→ Work to do
Below are some records. Copy every line in them that holds "image".

──────── Data excerpts ────────

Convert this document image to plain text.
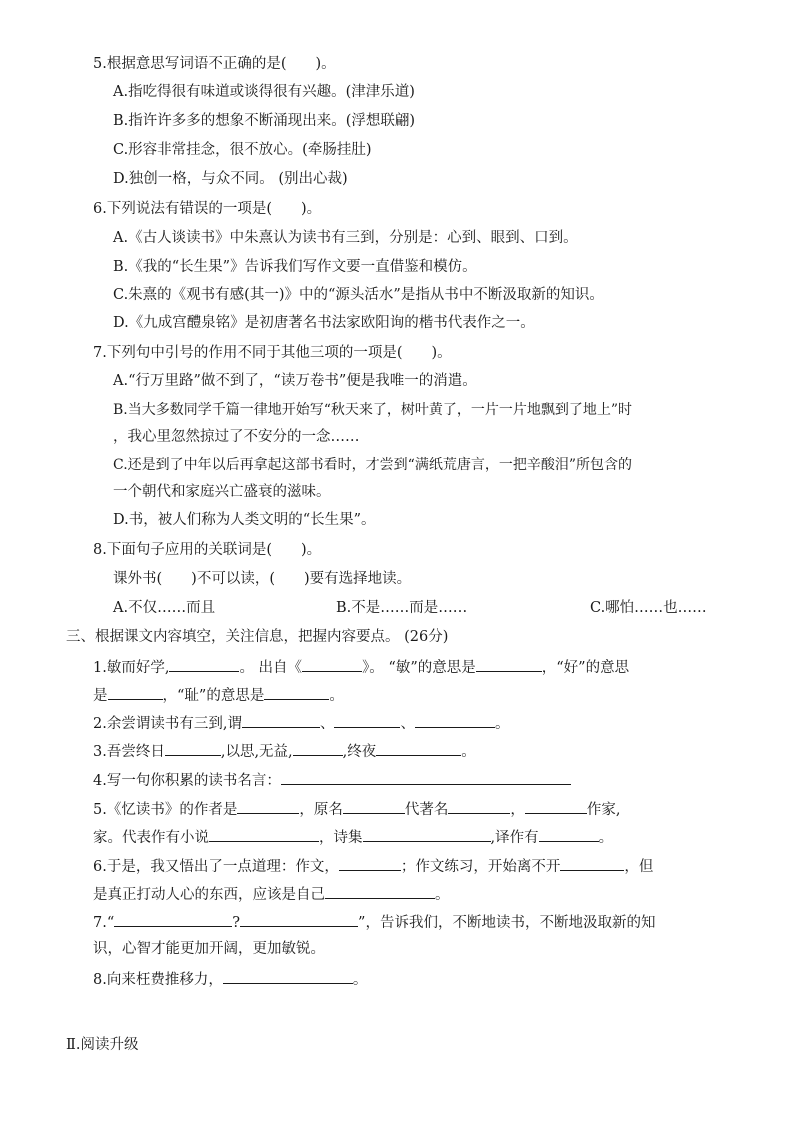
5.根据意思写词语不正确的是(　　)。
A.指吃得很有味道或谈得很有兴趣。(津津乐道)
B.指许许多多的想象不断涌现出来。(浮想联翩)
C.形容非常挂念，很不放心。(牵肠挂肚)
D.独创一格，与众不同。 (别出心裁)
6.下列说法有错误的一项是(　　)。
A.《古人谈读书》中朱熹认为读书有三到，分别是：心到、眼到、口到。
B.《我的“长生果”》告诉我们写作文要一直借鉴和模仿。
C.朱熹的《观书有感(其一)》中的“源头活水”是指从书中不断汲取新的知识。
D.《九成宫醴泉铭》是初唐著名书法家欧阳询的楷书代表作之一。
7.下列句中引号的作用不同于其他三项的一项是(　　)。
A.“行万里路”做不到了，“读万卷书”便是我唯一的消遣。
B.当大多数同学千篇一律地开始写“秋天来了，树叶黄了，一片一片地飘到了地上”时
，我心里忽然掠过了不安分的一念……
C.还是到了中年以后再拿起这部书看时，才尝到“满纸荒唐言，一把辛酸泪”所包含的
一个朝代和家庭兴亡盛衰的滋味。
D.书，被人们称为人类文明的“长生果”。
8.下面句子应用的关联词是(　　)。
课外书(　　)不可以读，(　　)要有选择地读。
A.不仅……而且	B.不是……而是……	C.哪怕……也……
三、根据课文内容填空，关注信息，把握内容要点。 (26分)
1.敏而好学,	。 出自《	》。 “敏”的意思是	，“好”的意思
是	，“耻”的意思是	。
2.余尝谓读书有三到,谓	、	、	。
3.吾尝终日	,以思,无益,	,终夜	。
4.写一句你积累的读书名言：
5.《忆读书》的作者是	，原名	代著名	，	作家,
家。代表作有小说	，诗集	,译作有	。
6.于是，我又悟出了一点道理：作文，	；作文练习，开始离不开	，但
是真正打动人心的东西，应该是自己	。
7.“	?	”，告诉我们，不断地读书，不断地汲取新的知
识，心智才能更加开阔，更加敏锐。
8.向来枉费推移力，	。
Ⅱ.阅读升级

────────
──────── Data excerpts ────────

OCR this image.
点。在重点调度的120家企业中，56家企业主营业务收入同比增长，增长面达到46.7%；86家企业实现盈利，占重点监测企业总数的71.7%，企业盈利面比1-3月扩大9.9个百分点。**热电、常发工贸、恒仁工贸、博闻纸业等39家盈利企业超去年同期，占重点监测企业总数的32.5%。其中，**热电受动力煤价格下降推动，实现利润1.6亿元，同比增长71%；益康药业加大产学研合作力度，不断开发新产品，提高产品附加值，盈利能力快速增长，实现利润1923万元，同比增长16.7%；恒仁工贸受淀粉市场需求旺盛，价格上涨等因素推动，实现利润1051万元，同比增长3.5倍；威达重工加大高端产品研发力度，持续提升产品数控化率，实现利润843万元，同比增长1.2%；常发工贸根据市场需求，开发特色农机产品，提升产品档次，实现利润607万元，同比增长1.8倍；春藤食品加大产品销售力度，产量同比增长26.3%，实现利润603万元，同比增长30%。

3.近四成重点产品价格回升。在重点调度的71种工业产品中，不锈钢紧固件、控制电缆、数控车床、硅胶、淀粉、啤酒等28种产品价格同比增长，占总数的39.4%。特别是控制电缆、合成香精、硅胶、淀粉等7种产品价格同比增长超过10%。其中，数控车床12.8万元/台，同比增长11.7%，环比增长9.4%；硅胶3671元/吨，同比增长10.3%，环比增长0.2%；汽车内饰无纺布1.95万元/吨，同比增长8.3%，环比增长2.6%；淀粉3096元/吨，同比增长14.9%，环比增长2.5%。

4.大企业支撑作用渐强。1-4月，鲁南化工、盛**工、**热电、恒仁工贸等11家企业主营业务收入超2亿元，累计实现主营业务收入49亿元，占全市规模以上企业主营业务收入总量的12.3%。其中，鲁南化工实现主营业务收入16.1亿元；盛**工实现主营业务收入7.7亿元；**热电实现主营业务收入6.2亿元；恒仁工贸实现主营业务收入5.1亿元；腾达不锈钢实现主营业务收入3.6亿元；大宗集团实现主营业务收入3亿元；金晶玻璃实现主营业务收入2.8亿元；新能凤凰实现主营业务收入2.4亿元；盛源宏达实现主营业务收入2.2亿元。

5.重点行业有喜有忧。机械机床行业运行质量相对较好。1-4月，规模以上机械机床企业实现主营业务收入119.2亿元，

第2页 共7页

────────

→ Response
Convert this document image to plain text.
OCR this image.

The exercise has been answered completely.